• **WHAT IS REQUIRED**
Recast the entries below as a Markdown table with the columns Row and Entry line, giving each line a row number and leaving out blank lines. Begin at the first line of the entries and stop after the line that contains "- legend-swatch-substratum: [120, 59, 142, 71]".

** start of SOURCE MATERIAL **

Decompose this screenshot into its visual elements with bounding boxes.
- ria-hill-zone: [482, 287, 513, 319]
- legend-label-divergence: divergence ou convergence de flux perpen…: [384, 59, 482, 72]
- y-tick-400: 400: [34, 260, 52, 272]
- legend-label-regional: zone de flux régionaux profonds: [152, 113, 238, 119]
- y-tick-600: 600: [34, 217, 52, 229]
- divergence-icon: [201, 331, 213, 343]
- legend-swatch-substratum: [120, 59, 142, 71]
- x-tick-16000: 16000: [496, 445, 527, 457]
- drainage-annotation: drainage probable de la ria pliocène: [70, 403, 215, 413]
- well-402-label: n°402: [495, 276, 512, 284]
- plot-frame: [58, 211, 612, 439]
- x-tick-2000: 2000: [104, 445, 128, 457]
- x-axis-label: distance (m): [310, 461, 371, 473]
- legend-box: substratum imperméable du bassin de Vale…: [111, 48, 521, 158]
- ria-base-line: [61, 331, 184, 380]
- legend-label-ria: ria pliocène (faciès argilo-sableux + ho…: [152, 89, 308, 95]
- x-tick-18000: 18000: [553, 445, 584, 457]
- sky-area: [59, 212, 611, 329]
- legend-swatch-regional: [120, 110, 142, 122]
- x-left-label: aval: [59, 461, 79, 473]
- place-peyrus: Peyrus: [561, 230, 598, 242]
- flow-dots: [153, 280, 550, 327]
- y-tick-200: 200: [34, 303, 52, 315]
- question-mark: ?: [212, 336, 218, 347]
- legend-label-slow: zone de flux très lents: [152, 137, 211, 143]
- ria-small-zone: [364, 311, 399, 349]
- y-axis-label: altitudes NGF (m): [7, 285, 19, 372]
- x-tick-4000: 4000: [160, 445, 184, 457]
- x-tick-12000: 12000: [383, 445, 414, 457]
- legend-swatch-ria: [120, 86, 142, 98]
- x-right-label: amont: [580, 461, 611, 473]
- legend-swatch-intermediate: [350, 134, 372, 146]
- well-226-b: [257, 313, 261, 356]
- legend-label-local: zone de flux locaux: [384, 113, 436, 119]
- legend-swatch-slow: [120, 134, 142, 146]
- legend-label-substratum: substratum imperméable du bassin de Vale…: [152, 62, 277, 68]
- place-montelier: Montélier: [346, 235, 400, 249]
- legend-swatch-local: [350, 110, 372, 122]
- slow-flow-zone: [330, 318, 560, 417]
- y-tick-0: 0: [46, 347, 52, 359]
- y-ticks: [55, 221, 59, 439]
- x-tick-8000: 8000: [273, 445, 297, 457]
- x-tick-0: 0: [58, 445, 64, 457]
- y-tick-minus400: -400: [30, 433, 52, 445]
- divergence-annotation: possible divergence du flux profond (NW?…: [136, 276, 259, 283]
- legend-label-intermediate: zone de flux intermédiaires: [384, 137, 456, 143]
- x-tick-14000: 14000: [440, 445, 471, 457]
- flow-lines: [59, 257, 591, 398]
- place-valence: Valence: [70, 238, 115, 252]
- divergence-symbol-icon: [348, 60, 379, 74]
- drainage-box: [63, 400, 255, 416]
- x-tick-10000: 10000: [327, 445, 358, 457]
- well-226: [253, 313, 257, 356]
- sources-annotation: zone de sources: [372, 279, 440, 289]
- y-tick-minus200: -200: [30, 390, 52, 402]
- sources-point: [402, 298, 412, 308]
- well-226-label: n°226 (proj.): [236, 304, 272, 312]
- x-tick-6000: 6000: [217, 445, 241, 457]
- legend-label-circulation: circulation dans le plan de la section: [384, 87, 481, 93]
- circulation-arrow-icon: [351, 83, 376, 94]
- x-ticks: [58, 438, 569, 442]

** end of SOURCE MATERIAL **

• **OUTPUT**
| Row | Entry line |
|---|---|
| 1 | Decompose this screenshot into its visual elements with bounding boxes. |
| 2 | - ria-hill-zone: [482, 287, 513, 319] |
| 3 | - legend-label-divergence: divergence ou convergence de flux perpen…: [384, 59, 482, 72] |
| 4 | - y-tick-400: 400: [34, 260, 52, 272] |
| 5 | - legend-label-regional: zone de flux régionaux profonds: [152, 113, 238, 119] |
| 6 | - y-tick-600: 600: [34, 217, 52, 229] |
| 7 | - divergence-icon: [201, 331, 213, 343] |
| 8 | - legend-swatch-substratum: [120, 59, 142, 71] |